--- Start of Supplied records ---
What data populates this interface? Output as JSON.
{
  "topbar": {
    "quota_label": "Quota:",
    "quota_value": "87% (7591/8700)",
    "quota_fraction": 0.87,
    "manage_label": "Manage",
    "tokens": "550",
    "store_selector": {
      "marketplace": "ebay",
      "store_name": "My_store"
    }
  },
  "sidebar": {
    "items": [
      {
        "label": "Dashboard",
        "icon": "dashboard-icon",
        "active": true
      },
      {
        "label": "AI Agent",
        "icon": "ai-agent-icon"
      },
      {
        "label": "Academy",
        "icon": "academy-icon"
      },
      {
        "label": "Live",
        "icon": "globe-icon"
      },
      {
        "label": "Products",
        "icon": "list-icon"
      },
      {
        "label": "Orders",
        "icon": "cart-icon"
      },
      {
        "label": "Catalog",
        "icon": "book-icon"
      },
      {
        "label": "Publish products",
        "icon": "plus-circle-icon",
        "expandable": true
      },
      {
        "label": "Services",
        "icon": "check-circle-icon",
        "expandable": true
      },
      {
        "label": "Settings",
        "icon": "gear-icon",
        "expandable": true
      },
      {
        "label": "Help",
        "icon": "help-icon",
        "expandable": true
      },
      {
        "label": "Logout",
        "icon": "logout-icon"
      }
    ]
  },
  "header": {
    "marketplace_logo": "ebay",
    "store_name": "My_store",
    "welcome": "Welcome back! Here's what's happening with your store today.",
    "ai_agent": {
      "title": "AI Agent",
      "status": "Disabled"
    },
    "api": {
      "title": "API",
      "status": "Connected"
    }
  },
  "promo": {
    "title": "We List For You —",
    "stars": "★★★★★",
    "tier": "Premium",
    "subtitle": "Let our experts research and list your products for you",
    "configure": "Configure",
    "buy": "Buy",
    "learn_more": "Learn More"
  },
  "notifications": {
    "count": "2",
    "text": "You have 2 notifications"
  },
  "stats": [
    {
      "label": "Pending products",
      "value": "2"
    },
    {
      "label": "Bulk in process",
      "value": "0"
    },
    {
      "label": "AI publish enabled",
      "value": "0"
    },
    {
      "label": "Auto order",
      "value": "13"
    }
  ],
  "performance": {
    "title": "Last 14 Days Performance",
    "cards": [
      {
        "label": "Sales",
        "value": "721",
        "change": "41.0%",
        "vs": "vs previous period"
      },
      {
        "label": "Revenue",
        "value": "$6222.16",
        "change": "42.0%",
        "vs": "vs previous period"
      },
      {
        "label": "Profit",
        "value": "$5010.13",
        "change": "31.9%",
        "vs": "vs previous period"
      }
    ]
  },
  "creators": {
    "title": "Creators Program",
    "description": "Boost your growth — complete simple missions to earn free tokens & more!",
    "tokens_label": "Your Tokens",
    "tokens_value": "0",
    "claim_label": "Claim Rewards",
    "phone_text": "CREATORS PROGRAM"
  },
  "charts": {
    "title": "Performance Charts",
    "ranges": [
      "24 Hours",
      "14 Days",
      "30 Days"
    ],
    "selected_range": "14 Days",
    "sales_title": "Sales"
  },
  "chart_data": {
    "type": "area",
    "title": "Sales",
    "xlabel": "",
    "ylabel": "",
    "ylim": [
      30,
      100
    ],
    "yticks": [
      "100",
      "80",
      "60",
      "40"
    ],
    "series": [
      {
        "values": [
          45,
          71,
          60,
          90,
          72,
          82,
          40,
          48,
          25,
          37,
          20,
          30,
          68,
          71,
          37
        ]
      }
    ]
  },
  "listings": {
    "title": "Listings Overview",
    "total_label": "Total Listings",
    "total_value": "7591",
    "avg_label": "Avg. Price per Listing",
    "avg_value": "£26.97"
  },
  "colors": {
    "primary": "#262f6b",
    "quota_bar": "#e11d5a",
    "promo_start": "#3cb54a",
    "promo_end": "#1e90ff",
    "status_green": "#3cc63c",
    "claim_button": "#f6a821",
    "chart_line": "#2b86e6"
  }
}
--- End of Supplied records ---
• _Work to do_
Your task is to transcribe the listing above in full, exactly as given.

• _The solution_
What data populates this interface? Output as JSON.
{
  "topbar": {
    "quota_label": "Quota:",
    "quota_value": "87% (7591/8700)",
    "quota_fraction": 0.87,
    "manage_label": "Manage",
    "tokens": "550",
    "store_selector": {
      "marketplace": "ebay",
      "store_name": "My_store"
    }
  },
  "sidebar": {
    "items": [
      {
        "label": "Dashboard",
        "icon": "dashboard-icon",
        "active": true
      },
      {
        "label": "AI Agent",
        "icon": "ai-agent-icon"
      },
      {
        "label": "Academy",
        "icon": "academy-icon"
      },
      {
        "label": "Live",
        "icon": "globe-icon"
      },
      {
        "label": "Products",
        "icon": "list-icon"
      },
      {
        "label": "Orders",
        "icon": "cart-icon"
      },
      {
        "label": "Catalog",
        "icon": "book-icon"
      },
      {
        "label": "Publish products",
        "icon": "plus-circle-icon",
        "expandable": true
      },
      {
        "label": "Services",
        "icon": "check-circle-icon",
        "expandable": true
      },
      {
        "label": "Settings",
        "icon": "gear-icon",
        "expandable": true
      },
      {
        "label": "Help",
        "icon": "help-icon",
        "expandable": true
      },
      {
        "label": "Logout",
        "icon": "logout-icon"
      }
    ]
  },
  "header": {
    "marketplace_logo": "ebay",
    "store_name": "My_store",
    "welcome": "Welcome back! Here's what's happening with your store today.",
    "ai_agent": {
      "title": "AI Agent",
      "status": "Disabled"
    },
    "api": {
      "title": "API",
      "status": "Connected"
    }
  },
  "promo": {
    "title": "We List For You —",
    "stars": "★★★★★",
    "tier": "Premium",
    "subtitle": "Let our experts research and list your products for you",
    "configure": "Configure",
    "buy": "Buy",
    "learn_more": "Learn More"
  },
  "notifications": {
    "count": "2",
    "text": "You have 2 notifications"
  },
  "stats": [
    {
      "label": "Pending products",
      "value": "2"
    },
    {
      "label": "Bulk in process",
      "value": "0"
    },
    {
      "label": "AI publish enabled",
      "value": "0"
    },
    {
      "label": "Auto order",
      "value": "13"
    }
  ],
  "performance": {
    "title": "Last 14 Days Performance",
    "cards": [
      {
        "label": "Sales",
        "value": "721",
        "change": "41.0%",
        "vs": "vs previous period"
      },
      {
        "label": "Revenue",
        "value": "$6222.16",
        "change": "42.0%",
        "vs": "vs previous period"
      },
      {
        "label": "Profit",
        "value": "$5010.13",
        "change": "31.9%",
        "vs": "vs previous period"
      }
    ]
  },
  "creators": {
    "title": "Creators Program",
    "description": "Boost your growth — complete simple missions to earn free tokens & more!",
    "tokens_label": "Your Tokens",
    "tokens_value": "0",
    "claim_label": "Claim Rewards",
    "phone_text": "CREATORS PROGRAM"
  },
  "charts": {
    "title": "Performance Charts",
    "ranges": [
      "24 Hours",
      "14 Days",
      "30 Days"
    ],
    "selected_range": "14 Days",
    "sales_title": "Sales"
  },
  "chart_data": {
    "type": "area",
    "title": "Sales",
    "xlabel": "",
    "ylabel": "",
    "ylim": [
      30,
      100
    ],
    "yticks": [
      "100",
      "80",
      "60",
      "40"
    ],
    "series": [
      {
        "values": [
          45,
          71,
          60,
          90,
          72,
          82,
          40,
          48,
          25,
          37,
          20,
          30,
          68,
          71,
          37
        ]
      }
    ]
  },
  "listings": {
    "title": "Listings Overview",
    "total_label": "Total Listings",
    "total_value": "7591",
    "avg_label": "Avg. Price per Listing",
    "avg_value": "£26.97"
  },
  "colors": {
    "primary": "#262f6b",
    "quota_bar": "#e11d5a",
    "promo_start": "#3cb54a",
    "promo_end": "#1e90ff",
    "status_green": "#3cc63c",
    "claim_button": "#f6a821",
    "chart_line": "#2b86e6"
  }
}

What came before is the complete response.